* **Exercise description**
Find the lines containing the word "this" and copy every one of them.

* **Data records**
────────────────────
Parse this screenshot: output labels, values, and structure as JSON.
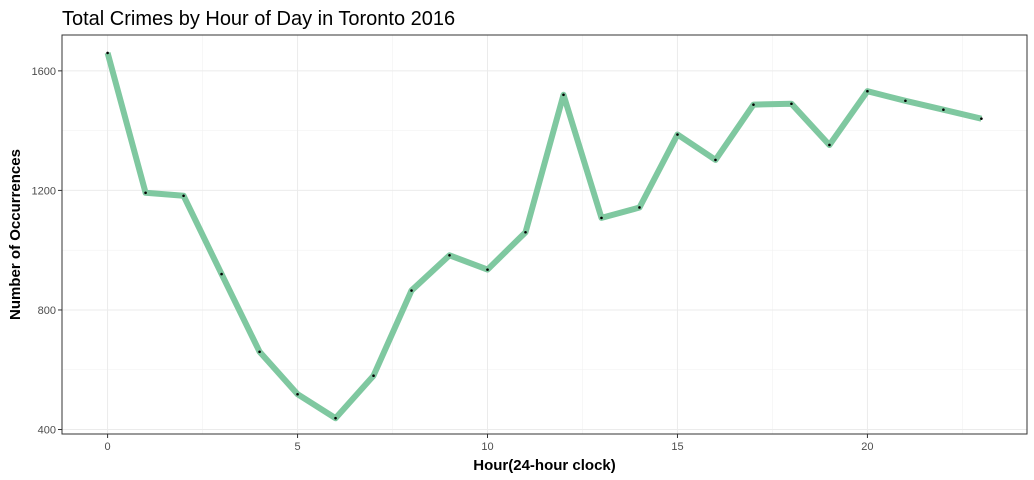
────────────────────
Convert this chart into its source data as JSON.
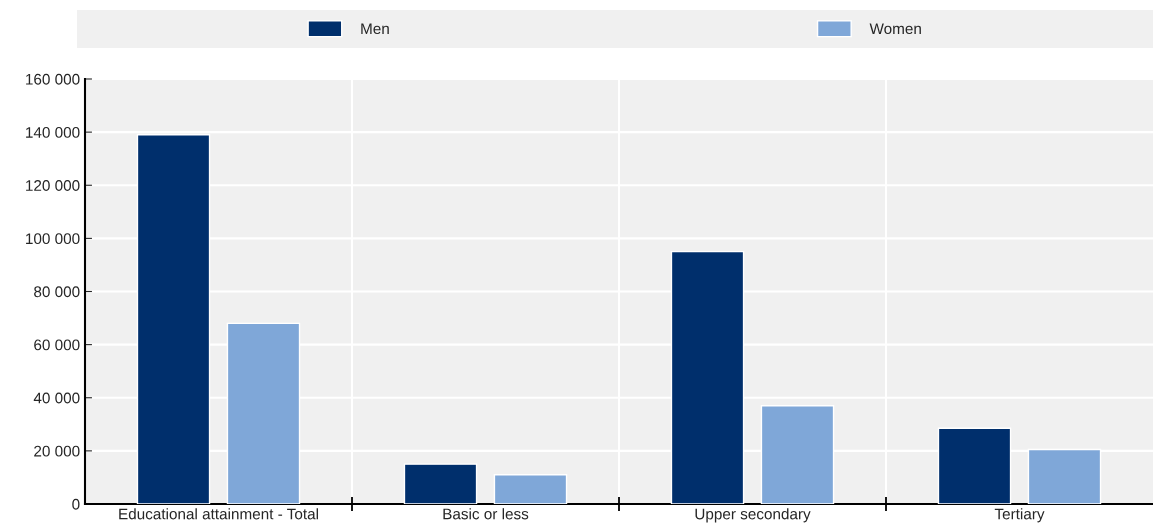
────────────────────
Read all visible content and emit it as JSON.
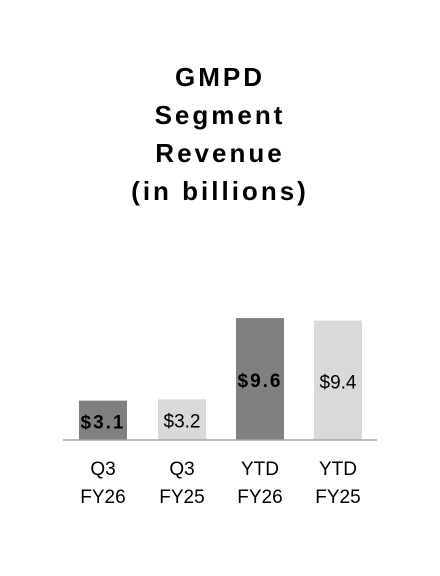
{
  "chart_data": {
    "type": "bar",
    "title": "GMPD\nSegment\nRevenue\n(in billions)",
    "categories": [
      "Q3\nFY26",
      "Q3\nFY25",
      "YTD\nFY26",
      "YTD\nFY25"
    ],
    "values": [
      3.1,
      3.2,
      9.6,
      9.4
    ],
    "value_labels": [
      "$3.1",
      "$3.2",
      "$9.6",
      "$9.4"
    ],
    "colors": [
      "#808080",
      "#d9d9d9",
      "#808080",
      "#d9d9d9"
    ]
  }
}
────────────────────
* **Expected answer**
Parse this screenshot: output labels, values, and structure as JSON.
Convert this chart into its source data as JSON.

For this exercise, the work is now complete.